Exactly as written, please set down all of the entries again, with no pictures.

═══ DATA ROWS

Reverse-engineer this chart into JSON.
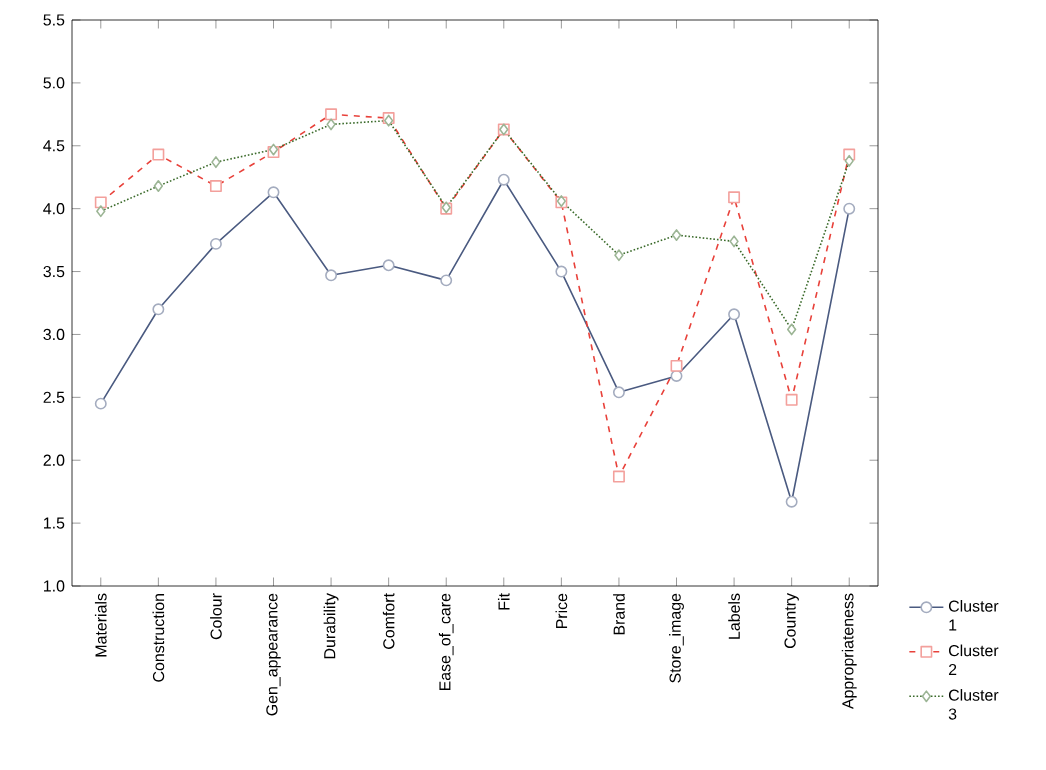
{
  "chart_data": {
    "type": "line",
    "categories": [
      "Materials",
      "Construction",
      "Colour",
      "Gen_appearance",
      "Durability",
      "Comfort",
      "Ease_of_care",
      "Fit",
      "Price",
      "Brand",
      "Store_image",
      "Labels",
      "Country",
      "Appropriateness"
    ],
    "series": [
      {
        "name": "Cluster 1",
        "color": "#4a5a80",
        "marker": "circle",
        "line_style": "solid",
        "values": [
          2.45,
          3.2,
          3.72,
          4.13,
          3.47,
          3.55,
          3.43,
          4.23,
          3.5,
          2.54,
          2.67,
          3.16,
          1.67,
          4.0
        ]
      },
      {
        "name": "Cluster 2",
        "color": "#e8413a",
        "marker": "square",
        "line_style": "dashed",
        "values": [
          4.05,
          4.43,
          4.18,
          4.45,
          4.75,
          4.72,
          4.0,
          4.63,
          4.05,
          1.87,
          2.75,
          4.09,
          2.48,
          4.43
        ]
      },
      {
        "name": "Cluster 3",
        "color": "#3a6a2a",
        "marker": "diamond",
        "line_style": "dotted",
        "values": [
          3.98,
          4.18,
          4.37,
          4.47,
          4.67,
          4.7,
          4.01,
          4.63,
          4.06,
          3.63,
          3.79,
          3.74,
          3.04,
          4.38
        ]
      }
    ],
    "ylim": [
      1.0,
      5.5
    ],
    "yticks": [
      {
        "value": 1.0,
        "label": "1.0"
      },
      {
        "value": 1.5,
        "label": "1.5"
      },
      {
        "value": 2.0,
        "label": "2.0"
      },
      {
        "value": 2.5,
        "label": "2.5"
      },
      {
        "value": 3.0,
        "label": "3.0"
      },
      {
        "value": 3.5,
        "label": "3.5"
      },
      {
        "value": 4.0,
        "label": "4.0"
      },
      {
        "value": 4.5,
        "label": "4.5"
      },
      {
        "value": 5.0,
        "label": "5.0"
      },
      {
        "value": 5.5,
        "label": "5.5"
      }
    ],
    "grid": false,
    "legend": "bottom right"
  }
}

══════

WORKED SOLUTION =>
Reverse-engineer this chart into JSON.
{
  "chart_data": {
    "type": "line",
    "categories": [
      "Materials",
      "Construction",
      "Colour",
      "Gen_appearance",
      "Durability",
      "Comfort",
      "Ease_of_care",
      "Fit",
      "Price",
      "Brand",
      "Store_image",
      "Labels",
      "Country",
      "Appropriateness"
    ],
    "series": [
      {
        "name": "Cluster 1",
        "color": "#4a5a80",
        "marker": "circle",
        "line_style": "solid",
        "values": [
          2.45,
          3.2,
          3.72,
          4.13,
          3.47,
          3.55,
          3.43,
          4.23,
          3.5,
          2.54,
          2.67,
          3.16,
          1.67,
          4.0
        ]
      },
      {
        "name": "Cluster 2",
        "color": "#e8413a",
        "marker": "square",
        "line_style": "dashed",
        "values": [
          4.05,
          4.43,
          4.18,
          4.45,
          4.75,
          4.72,
          4.0,
          4.63,
          4.05,
          1.87,
          2.75,
          4.09,
          2.48,
          4.43
        ]
      },
      {
        "name": "Cluster 3",
        "color": "#3a6a2a",
        "marker": "diamond",
        "line_style": "dotted",
        "values": [
          3.98,
          4.18,
          4.37,
          4.47,
          4.67,
          4.7,
          4.01,
          4.63,
          4.06,
          3.63,
          3.79,
          3.74,
          3.04,
          4.38
        ]
      }
    ],
    "ylim": [
      1.0,
      5.5
    ],
    "yticks": [
      {
        "value": 1.0,
        "label": "1.0"
      },
      {
        "value": 1.5,
        "label": "1.5"
      },
      {
        "value": 2.0,
        "label": "2.0"
      },
      {
        "value": 2.5,
        "label": "2.5"
      },
      {
        "value": 3.0,
        "label": "3.0"
      },
      {
        "value": 3.5,
        "label": "3.5"
      },
      {
        "value": 4.0,
        "label": "4.0"
      },
      {
        "value": 4.5,
        "label": "4.5"
      },
      {
        "value": 5.0,
        "label": "5.0"
      },
      {
        "value": 5.5,
        "label": "5.5"
      }
    ],
    "grid": false,
    "legend": "bottom right"
  }
}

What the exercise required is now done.